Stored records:
□ □ □ □ □ □ □

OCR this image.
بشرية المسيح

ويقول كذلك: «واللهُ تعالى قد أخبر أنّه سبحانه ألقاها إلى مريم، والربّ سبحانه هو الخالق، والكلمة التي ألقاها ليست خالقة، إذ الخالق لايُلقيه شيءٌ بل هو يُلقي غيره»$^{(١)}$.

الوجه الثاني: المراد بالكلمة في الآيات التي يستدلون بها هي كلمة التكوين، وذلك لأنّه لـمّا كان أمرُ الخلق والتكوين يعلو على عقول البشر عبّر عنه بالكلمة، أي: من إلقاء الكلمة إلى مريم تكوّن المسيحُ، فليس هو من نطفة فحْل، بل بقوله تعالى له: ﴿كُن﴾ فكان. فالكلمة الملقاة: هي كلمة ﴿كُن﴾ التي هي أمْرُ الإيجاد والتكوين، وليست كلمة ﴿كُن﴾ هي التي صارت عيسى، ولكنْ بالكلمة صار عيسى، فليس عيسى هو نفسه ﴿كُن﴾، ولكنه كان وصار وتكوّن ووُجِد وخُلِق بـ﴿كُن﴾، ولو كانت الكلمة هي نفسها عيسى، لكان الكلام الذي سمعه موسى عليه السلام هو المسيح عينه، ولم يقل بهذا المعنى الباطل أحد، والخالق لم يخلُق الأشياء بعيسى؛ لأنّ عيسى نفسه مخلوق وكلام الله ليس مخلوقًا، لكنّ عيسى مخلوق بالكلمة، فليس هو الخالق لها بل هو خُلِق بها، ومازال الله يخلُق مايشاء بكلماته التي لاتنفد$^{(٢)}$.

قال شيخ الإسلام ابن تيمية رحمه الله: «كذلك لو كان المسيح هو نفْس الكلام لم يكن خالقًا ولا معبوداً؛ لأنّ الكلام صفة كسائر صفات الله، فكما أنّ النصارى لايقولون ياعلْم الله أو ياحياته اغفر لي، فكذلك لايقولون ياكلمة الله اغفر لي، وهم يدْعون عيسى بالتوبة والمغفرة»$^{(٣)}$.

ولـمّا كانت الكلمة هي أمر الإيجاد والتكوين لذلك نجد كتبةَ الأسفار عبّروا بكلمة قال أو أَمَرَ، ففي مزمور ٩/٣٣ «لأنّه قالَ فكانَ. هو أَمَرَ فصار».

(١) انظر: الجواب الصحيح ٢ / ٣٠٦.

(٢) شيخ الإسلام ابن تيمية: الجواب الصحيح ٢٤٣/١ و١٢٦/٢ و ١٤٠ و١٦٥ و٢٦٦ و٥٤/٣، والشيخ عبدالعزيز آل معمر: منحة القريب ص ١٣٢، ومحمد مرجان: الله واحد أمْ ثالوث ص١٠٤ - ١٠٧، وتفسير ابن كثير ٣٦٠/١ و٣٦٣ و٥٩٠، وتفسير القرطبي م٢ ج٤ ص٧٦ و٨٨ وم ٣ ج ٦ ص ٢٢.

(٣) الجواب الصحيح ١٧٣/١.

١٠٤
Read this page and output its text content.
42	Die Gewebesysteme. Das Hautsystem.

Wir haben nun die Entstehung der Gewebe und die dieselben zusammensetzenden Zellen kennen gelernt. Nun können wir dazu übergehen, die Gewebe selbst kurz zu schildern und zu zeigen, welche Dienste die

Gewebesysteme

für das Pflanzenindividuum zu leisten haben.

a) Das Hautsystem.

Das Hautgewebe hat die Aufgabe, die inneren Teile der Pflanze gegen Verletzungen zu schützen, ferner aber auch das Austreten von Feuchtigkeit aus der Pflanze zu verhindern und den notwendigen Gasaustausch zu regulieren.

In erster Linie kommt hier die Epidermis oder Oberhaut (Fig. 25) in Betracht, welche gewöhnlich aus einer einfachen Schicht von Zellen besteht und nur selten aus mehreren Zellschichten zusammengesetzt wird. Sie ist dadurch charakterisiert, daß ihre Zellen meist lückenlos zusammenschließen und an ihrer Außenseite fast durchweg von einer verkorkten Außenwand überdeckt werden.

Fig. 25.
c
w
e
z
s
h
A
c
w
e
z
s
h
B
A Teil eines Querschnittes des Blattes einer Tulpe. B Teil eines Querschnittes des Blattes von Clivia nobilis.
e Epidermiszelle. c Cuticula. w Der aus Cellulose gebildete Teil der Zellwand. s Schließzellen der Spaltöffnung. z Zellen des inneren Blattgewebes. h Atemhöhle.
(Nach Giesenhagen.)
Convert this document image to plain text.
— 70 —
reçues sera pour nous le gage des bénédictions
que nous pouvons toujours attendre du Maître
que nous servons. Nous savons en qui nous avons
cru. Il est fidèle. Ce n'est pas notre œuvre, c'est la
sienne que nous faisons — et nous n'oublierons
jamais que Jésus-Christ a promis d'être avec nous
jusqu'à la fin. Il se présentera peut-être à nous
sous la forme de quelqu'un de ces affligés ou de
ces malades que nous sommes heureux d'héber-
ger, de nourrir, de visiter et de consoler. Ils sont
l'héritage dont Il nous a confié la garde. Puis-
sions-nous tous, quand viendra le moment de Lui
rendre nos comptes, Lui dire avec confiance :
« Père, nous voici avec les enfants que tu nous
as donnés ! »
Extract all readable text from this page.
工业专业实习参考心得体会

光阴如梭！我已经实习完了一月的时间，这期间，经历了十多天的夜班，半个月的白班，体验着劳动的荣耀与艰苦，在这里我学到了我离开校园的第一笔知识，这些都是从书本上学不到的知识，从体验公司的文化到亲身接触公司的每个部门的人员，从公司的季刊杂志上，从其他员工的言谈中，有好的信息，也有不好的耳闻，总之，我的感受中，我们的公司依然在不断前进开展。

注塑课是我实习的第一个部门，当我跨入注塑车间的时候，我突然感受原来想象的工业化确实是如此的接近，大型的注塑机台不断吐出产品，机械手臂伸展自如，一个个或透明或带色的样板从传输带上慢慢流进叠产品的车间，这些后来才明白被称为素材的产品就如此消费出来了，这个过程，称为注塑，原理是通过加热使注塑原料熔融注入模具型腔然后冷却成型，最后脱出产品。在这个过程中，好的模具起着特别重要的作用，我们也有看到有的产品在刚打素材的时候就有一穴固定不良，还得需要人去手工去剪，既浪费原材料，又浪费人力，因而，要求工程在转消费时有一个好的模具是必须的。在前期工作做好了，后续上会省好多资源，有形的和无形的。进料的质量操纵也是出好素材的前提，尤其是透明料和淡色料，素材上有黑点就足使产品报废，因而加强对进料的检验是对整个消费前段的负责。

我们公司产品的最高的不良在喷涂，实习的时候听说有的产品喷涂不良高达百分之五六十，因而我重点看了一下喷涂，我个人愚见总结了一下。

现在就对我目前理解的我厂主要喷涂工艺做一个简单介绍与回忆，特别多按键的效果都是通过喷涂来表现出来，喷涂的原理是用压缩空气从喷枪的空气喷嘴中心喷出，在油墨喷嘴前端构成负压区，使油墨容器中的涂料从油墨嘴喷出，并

□ □ □ □ □ □ □

● Direction:
Repeat the material from above exactly, word for word.

● Answer to the task:
OCR this image.
بشرية المسيح

ويقول كذلك: «واللهُ تعالى قد أخبر أنّه سبحانه ألقاها إلى مريم، والربّ سبحانه هو الخالق، والكلمة التي ألقاها ليست خالقة، إذ الخالق لايُلقيه شيءٌ بل هو يُلقي غيره»$^{(١)}$.

الوجه الثاني: المراد بالكلمة في الآيات التي يستدلون بها هي كلمة التكوين، وذلك لأنّه لـمّا كان أمرُ الخلق والتكوين يعلو على عقول البشر عبّر عنه بالكلمة، أي: من إلقاء الكلمة إلى مريم تكوّن المسيحُ، فليس هو من نطفة فحْل، بل بقوله تعالى له: ﴿كُن﴾ فكان. فالكلمة الملقاة: هي كلمة ﴿كُن﴾ التي هي أمْرُ الإيجاد والتكوين، وليست كلمة ﴿كُن﴾ هي التي صارت عيسى، ولكنْ بالكلمة صار عيسى، فليس عيسى هو نفسه ﴿كُن﴾، ولكنه كان وصار وتكوّن ووُجِد وخُلِق بـ﴿كُن﴾، ولو كانت الكلمة هي نفسها عيسى، لكان الكلام الذي سمعه موسى عليه السلام هو المسيح عينه، ولم يقل بهذا المعنى الباطل أحد، والخالق لم يخلُق الأشياء بعيسى؛ لأنّ عيسى نفسه مخلوق وكلام الله ليس مخلوقًا، لكنّ عيسى مخلوق بالكلمة، فليس هو الخالق لها بل هو خُلِق بها، ومازال الله يخلُق مايشاء بكلماته التي لاتنفد$^{(٢)}$.

قال شيخ الإسلام ابن تيمية رحمه الله: «كذلك لو كان المسيح هو نفْس الكلام لم يكن خالقًا ولا معبوداً؛ لأنّ الكلام صفة كسائر صفات الله، فكما أنّ النصارى لايقولون ياعلْم الله أو ياحياته اغفر لي، فكذلك لايقولون ياكلمة الله اغفر لي، وهم يدْعون عيسى بالتوبة والمغفرة»$^{(٣)}$.

ولـمّا كانت الكلمة هي أمر الإيجاد والتكوين لذلك نجد كتبةَ الأسفار عبّروا بكلمة قال أو أَمَرَ، ففي مزمور ٩/٣٣ «لأنّه قالَ فكانَ. هو أَمَرَ فصار».

(١) انظر: الجواب الصحيح ٢ / ٣٠٦.

(٢) شيخ الإسلام ابن تيمية: الجواب الصحيح ٢٤٣/١ و١٢٦/٢ و ١٤٠ و١٦٥ و٢٦٦ و٥٤/٣، والشيخ عبدالعزيز آل معمر: منحة القريب ص ١٣٢، ومحمد مرجان: الله واحد أمْ ثالوث ص١٠٤ - ١٠٧، وتفسير ابن كثير ٣٦٠/١ و٣٦٣ و٥٩٠، وتفسير القرطبي م٢ ج٤ ص٧٦ و٨٨ وم ٣ ج ٦ ص ٢٢.

(٣) الجواب الصحيح ١٧٣/١.

١٠٤
Read this page and output its text content.
42	Die Gewebesysteme. Das Hautsystem.

Wir haben nun die Entstehung der Gewebe und die dieselben zusammensetzenden Zellen kennen gelernt. Nun können wir dazu übergehen, die Gewebe selbst kurz zu schildern und zu zeigen, welche Dienste die

Gewebesysteme

für das Pflanzenindividuum zu leisten haben.

a) Das Hautsystem.

Das Hautgewebe hat die Aufgabe, die inneren Teile der Pflanze gegen Verletzungen zu schützen, ferner aber auch das Austreten von Feuchtigkeit aus der Pflanze zu verhindern und den notwendigen Gasaustausch zu regulieren.

In erster Linie kommt hier die Epidermis oder Oberhaut (Fig. 25) in Betracht, welche gewöhnlich aus einer einfachen Schicht von Zellen besteht und nur selten aus mehreren Zellschichten zusammengesetzt wird. Sie ist dadurch charakterisiert, daß ihre Zellen meist lückenlos zusammenschließen und an ihrer Außenseite fast durchweg von einer verkorkten Außenwand überdeckt werden.

Fig. 25.
c
w
e
z
s
h
A
c
w
e
z
s
h
B
A Teil eines Querschnittes des Blattes einer Tulpe. B Teil eines Querschnittes des Blattes von Clivia nobilis.
e Epidermiszelle. c Cuticula. w Der aus Cellulose gebildete Teil der Zellwand. s Schließzellen der Spaltöffnung. z Zellen des inneren Blattgewebes. h Atemhöhle.
(Nach Giesenhagen.)
Convert this document image to plain text.
— 70 —
reçues sera pour nous le gage des bénédictions
que nous pouvons toujours attendre du Maître
que nous servons. Nous savons en qui nous avons
cru. Il est fidèle. Ce n'est pas notre œuvre, c'est la
sienne que nous faisons — et nous n'oublierons
jamais que Jésus-Christ a promis d'être avec nous
jusqu'à la fin. Il se présentera peut-être à nous
sous la forme de quelqu'un de ces affligés ou de
ces malades que nous sommes heureux d'héber-
ger, de nourrir, de visiter et de consoler. Ils sont
l'héritage dont Il nous a confié la garde. Puis-
sions-nous tous, quand viendra le moment de Lui
rendre nos comptes, Lui dire avec confiance :
« Père, nous voici avec les enfants que tu nous
as donnés ! »
Extract all readable text from this page.
工业专业实习参考心得体会

光阴如梭！我已经实习完了一月的时间，这期间，经历了十多天的夜班，半个月的白班，体验着劳动的荣耀与艰苦，在这里我学到了我离开校园的第一笔知识，这些都是从书本上学不到的知识，从体验公司的文化到亲身接触公司的每个部门的人员，从公司的季刊杂志上，从其他员工的言谈中，有好的信息，也有不好的耳闻，总之，我的感受中，我们的公司依然在不断前进开展。

注塑课是我实习的第一个部门，当我跨入注塑车间的时候，我突然感受原来想象的工业化确实是如此的接近，大型的注塑机台不断吐出产品，机械手臂伸展自如，一个个或透明或带色的样板从传输带上慢慢流进叠产品的车间，这些后来才明白被称为素材的产品就如此消费出来了，这个过程，称为注塑，原理是通过加热使注塑原料熔融注入模具型腔然后冷却成型，最后脱出产品。在这个过程中，好的模具起着特别重要的作用，我们也有看到有的产品在刚打素材的时候就有一穴固定不良，还得需要人去手工去剪，既浪费原材料，又浪费人力，因而，要求工程在转消费时有一个好的模具是必须的。在前期工作做好了，后续上会省好多资源，有形的和无形的。进料的质量操纵也是出好素材的前提，尤其是透明料和淡色料，素材上有黑点就足使产品报废，因而加强对进料的检验是对整个消费前段的负责。

我们公司产品的最高的不良在喷涂，实习的时候听说有的产品喷涂不良高达百分之五六十，因而我重点看了一下喷涂，我个人愚见总结了一下。

现在就对我目前理解的我厂主要喷涂工艺做一个简单介绍与回忆，特别多按键的效果都是通过喷涂来表现出来，喷涂的原理是用压缩空气从喷枪的空气喷嘴中心喷出，在油墨喷嘴前端构成负压区，使油墨容器中的涂料从油墨嘴喷出，并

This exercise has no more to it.